>> start Data
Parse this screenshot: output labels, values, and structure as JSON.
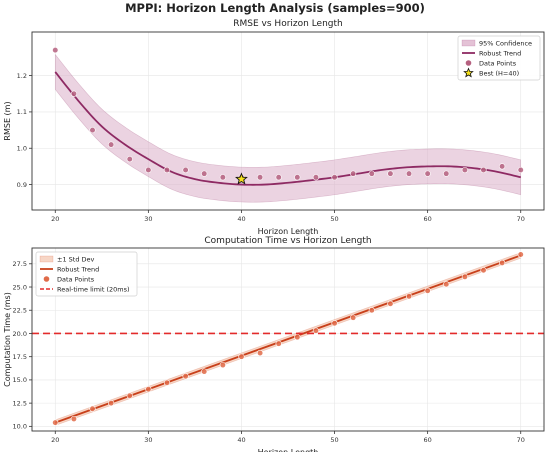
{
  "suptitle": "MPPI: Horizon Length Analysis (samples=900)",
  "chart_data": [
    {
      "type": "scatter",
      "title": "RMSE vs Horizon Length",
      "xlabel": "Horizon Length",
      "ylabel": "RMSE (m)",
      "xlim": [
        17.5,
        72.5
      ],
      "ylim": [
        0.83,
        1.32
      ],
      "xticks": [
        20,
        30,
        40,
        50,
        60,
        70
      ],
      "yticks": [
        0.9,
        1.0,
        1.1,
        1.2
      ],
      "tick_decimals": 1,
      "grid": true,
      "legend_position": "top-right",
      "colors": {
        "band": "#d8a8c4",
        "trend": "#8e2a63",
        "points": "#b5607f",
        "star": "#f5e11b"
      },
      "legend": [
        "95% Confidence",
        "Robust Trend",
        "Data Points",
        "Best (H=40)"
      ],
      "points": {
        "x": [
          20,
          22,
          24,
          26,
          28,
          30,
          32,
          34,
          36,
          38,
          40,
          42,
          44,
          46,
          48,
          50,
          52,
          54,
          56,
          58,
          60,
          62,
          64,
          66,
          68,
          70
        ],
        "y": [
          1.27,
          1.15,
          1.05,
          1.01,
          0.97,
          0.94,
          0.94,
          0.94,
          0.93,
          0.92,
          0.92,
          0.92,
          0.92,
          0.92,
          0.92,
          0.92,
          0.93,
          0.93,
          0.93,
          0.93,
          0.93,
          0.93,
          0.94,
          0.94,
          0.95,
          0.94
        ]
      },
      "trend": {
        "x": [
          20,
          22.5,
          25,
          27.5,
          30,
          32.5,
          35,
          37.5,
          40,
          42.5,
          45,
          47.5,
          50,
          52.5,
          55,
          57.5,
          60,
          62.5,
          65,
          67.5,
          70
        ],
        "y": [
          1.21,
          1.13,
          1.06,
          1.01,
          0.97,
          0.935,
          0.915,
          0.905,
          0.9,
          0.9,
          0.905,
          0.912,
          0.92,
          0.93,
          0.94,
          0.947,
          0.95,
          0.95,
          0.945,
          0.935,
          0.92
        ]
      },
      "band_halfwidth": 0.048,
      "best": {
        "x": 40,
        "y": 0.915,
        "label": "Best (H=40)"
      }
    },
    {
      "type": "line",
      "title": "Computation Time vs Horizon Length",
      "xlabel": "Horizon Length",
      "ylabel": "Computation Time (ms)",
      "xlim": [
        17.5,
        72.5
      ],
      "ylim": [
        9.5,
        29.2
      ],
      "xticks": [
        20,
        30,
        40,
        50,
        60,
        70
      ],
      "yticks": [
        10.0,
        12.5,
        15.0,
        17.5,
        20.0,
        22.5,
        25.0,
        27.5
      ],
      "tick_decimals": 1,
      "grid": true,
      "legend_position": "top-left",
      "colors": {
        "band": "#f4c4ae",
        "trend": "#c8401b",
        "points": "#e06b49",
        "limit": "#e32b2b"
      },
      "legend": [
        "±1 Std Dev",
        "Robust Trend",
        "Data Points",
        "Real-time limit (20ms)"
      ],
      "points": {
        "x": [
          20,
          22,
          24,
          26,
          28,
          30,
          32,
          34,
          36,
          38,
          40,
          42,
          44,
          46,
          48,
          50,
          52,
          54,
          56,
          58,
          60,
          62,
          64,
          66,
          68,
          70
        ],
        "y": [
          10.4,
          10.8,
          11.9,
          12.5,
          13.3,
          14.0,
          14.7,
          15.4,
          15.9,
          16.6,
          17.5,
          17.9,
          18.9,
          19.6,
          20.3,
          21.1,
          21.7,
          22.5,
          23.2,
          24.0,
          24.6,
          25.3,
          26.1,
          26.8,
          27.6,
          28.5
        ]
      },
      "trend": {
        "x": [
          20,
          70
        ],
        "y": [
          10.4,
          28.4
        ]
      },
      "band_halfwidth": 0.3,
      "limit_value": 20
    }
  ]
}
>> end Data
>> start Data
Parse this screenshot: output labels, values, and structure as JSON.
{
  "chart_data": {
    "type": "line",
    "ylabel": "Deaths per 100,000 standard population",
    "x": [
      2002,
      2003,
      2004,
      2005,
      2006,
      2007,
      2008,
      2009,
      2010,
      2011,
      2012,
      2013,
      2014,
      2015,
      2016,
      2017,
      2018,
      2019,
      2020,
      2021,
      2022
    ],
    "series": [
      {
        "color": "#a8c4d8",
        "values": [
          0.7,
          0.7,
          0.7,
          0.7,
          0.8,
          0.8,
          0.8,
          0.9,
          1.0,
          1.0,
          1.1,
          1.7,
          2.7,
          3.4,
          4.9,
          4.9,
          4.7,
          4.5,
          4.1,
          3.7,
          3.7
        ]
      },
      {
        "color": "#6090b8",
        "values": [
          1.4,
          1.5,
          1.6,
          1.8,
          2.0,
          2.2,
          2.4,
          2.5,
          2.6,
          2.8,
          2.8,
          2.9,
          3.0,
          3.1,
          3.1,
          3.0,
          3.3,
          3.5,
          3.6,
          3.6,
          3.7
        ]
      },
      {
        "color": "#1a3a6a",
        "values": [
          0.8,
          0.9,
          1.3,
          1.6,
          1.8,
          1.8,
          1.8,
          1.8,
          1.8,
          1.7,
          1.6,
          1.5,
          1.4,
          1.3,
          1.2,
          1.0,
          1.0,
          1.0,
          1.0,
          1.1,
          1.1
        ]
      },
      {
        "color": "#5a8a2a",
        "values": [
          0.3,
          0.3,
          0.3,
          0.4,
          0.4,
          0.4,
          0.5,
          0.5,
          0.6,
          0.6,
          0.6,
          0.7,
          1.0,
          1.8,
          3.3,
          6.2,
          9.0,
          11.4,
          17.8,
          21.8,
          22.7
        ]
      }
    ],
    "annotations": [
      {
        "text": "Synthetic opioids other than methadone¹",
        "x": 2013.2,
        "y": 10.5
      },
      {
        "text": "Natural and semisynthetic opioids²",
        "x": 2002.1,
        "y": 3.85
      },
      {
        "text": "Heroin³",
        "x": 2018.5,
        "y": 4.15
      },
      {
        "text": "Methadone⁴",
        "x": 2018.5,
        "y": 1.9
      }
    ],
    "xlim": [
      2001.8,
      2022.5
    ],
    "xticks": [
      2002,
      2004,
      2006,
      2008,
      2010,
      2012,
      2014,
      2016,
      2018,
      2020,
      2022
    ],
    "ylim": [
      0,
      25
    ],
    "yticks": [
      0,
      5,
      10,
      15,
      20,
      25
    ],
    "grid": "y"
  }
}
>> end Data
Work to complete:
Copy out each line of the material that holds the word "ylabel".

Reply to the exercise:
      "ylabel": "RMSE (m)",
      "ylabel": "Computation Time (ms)",
    "ylabel": "Deaths per 100,000 standard population",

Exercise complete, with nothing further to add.